==== Extrait du texte
4.3 Actes de
langage et interaction
Au niveau micro-structural, les différents types
d'unités sémiotiques et pragmatiques offrent d'infinies
variations dans leur réalisation et leur combinaison :
l'étude paradigmatique des énoncés nous a permis de
croiser le sens (sémantique et pragmatique) très dépendant
du contexte. Ces unités, les énoncés-actes de langage,
nous avons choisi de les présenter dans la mouvance de l'interaction, de
façon à offrir une vision dynamique de leur structuration
`interne' : la pragmatique dans l'interaction.
En effet, nous nous sommes beaucoup servie des actes de
langage, en ayant eu recours aux notions d'acte `constatif', `requête',
`compliment' ou `remerciement' au moment de l'analyse des interventions et de
l'interprétation du sens des énoncés construisant
l'interaction ... L'acte de langage (ainsi que l'acte sémiotique qui
affiche une trace para-verbale ou non-verbale sur l'écran) en situation
nous a aidé à comprendre les mouvements de l'interaction, fruit
d'ajustements réciproques. Ces unités, les actes de langage, nous
semblent être les piliers de la construction de la relation puisqu'il est
parfaitement clair que les destinataires les interprètent et
réagissent - s'appuyant sur les conventions communes, connues et
acceptées de tous.
4.4 Contrat
didactique, rapport de places, figuration
Les tuteurs font des compliments, des remerciements,
présentent des excuses, des justifications... Et habituellement ils
finissent leurs interventions par des actes de requête. Quelle conclusion
pouvons-nous tirer de ces données ? Les requêtes,
situées à la fin des interventions, les repositionnent (les
rehaussent ?) dans leur rôle de tuteur ?
========
==== Enregistrements conservés
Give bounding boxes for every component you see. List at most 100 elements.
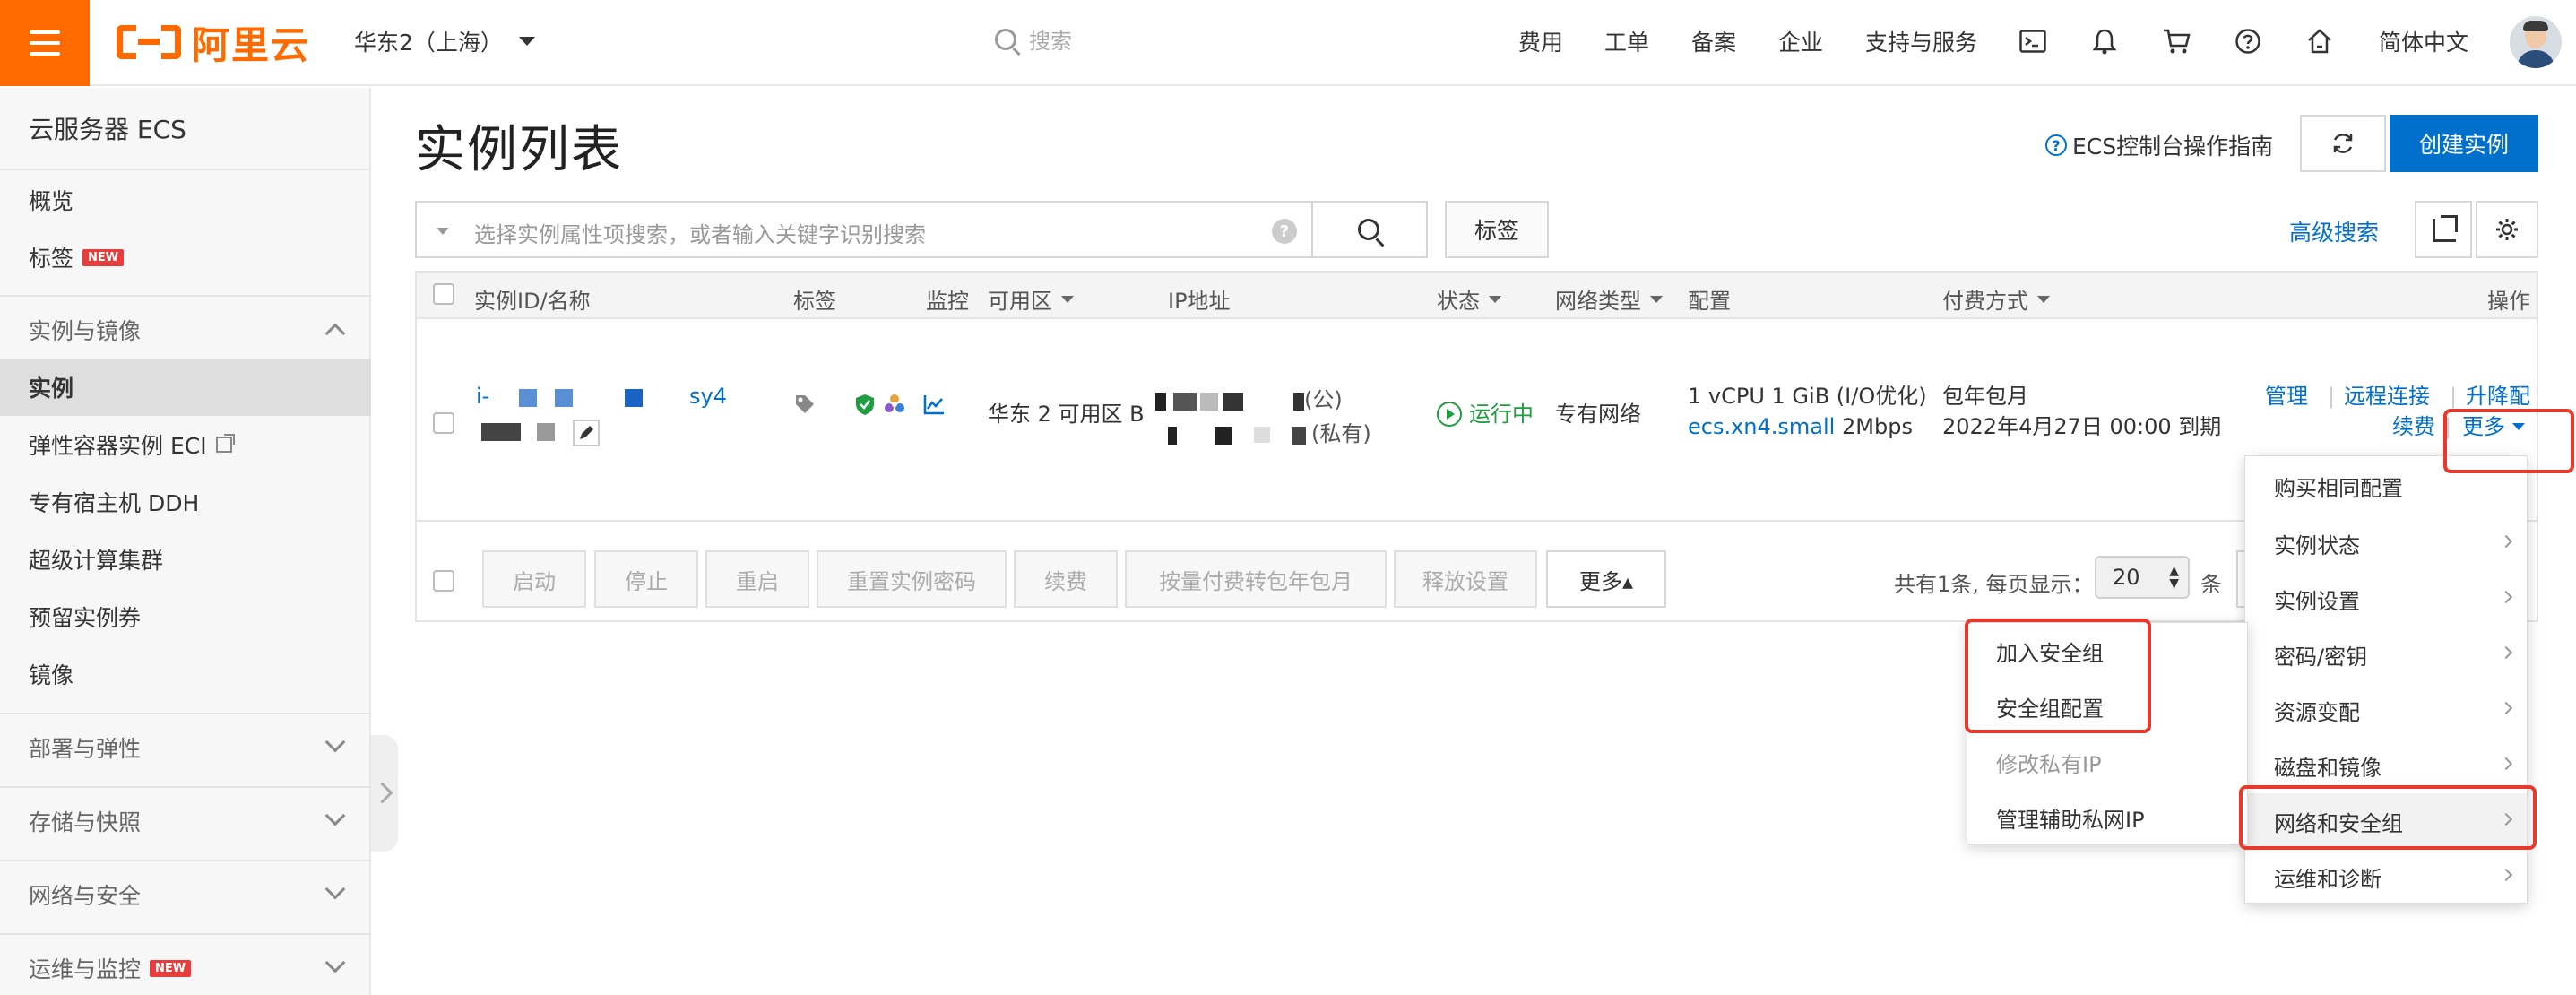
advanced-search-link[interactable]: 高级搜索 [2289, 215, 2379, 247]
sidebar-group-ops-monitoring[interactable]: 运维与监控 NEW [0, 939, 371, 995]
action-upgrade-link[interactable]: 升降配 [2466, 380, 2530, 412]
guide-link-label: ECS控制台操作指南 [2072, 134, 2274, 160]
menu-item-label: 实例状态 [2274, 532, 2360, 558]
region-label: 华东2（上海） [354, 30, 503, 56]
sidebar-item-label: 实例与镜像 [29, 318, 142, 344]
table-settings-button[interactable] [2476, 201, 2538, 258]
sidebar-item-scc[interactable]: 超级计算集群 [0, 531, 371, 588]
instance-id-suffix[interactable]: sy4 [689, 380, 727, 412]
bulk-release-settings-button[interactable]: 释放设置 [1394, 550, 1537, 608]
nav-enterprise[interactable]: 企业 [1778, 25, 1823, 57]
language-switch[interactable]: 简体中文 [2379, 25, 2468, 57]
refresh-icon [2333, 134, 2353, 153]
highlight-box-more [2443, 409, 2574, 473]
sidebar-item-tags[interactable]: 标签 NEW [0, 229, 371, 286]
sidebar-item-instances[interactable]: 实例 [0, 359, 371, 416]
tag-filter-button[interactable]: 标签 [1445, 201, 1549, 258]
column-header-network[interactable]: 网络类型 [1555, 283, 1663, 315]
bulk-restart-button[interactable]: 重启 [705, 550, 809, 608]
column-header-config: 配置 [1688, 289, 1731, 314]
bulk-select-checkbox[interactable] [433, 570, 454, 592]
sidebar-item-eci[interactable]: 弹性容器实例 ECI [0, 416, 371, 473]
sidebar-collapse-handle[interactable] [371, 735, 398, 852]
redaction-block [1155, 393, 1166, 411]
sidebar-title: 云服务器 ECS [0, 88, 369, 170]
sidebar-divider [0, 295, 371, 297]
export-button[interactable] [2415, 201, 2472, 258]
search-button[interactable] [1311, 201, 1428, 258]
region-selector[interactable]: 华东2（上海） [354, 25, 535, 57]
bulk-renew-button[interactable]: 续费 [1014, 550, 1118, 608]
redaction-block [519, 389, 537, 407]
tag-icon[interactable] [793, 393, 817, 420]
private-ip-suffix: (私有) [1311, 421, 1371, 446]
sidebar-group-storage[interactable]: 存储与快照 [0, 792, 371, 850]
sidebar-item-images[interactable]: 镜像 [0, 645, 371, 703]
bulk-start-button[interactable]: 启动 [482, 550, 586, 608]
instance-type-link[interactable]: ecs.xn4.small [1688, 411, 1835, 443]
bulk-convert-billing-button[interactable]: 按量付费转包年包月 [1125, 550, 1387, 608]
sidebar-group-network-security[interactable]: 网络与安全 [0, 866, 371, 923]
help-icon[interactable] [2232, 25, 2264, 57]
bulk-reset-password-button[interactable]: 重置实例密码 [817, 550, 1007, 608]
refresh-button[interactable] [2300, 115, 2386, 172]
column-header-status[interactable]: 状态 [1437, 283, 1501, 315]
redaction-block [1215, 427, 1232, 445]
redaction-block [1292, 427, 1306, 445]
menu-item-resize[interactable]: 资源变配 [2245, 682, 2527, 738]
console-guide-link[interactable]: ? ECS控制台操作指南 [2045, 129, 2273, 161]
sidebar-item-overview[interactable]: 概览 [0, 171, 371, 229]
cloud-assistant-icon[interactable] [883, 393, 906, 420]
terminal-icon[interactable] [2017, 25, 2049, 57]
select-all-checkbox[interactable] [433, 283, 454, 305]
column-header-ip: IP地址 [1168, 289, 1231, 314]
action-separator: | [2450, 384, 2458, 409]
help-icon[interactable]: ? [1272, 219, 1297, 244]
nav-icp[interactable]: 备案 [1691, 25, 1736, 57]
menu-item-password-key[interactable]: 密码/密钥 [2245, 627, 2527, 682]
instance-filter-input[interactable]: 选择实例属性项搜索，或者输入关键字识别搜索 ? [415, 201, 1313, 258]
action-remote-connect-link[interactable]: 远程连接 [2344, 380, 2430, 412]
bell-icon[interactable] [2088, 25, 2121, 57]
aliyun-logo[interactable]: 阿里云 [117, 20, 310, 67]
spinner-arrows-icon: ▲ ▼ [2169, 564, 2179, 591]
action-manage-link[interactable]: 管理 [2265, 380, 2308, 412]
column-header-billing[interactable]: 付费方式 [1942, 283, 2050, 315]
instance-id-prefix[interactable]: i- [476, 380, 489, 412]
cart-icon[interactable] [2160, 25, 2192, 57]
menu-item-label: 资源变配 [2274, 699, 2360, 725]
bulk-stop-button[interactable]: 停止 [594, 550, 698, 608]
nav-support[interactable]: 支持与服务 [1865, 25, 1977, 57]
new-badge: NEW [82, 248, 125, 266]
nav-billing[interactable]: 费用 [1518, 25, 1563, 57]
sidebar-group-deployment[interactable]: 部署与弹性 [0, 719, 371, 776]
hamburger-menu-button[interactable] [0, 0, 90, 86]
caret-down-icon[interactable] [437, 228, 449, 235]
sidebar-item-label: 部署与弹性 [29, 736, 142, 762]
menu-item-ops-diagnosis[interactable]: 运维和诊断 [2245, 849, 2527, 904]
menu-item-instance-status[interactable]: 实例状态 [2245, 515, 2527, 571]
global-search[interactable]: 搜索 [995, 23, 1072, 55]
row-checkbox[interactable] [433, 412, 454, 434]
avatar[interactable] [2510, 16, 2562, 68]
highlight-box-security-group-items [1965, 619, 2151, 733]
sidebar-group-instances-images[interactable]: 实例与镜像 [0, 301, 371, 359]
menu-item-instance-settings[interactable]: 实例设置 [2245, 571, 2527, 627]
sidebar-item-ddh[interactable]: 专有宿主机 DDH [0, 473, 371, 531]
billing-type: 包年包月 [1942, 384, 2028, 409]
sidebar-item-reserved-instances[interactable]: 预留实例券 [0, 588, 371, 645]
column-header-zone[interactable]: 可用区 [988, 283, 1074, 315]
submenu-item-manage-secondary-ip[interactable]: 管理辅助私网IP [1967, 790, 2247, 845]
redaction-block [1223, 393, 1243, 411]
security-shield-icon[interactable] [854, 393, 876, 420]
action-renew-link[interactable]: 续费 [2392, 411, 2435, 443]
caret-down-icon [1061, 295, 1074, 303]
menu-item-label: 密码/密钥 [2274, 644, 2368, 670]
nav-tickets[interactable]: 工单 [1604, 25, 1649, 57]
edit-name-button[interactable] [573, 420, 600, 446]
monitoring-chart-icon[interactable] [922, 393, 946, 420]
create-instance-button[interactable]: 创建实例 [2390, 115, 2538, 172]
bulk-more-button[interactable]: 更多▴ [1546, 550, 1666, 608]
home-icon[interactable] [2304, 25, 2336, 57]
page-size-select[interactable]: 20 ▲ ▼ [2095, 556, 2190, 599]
========
Consignes =>
- a) Répondez à ces questions sur l'extrait :
(i) D'après l'extrait, de quoi les mouvements de l'interaction sont-ils le fruit ?
(ii) Sur quoi les destinataires s'appuient-ils pour interpréter les actes de langage et y réagir ?
(iii) Par quel type d'actes les tuteurs terminent-ils habituellement leurs interventions ?
- b) Relevez tous les types d'actes que l'extrait attribue aux tuteurs dans la partie 4.4.
- c) Résumez l'extrait en deux phrases.
Les enregistrements forment un matériau à part, distinct de l'extrait.

Corrigé =>
- a)
(i) D'ajustements réciproques.
(ii) Sur les conventions communes, connues et acceptées de tous.
(iii) Par des actes de requête.

- b) Compliments, remerciements, excuses, justifications, requêtes.

- c) L'extrait présente les actes de langage dans le mouvement de l'interaction : ils ont aidé à comprendre cette interaction, faite d'ajustements réciproques, et semblent être les piliers de la construction de la relation. Il note aussi que les tuteurs finissent habituellement leurs interventions par des requêtes et se demande si celles-ci les replacent dans leur rôle de tuteur.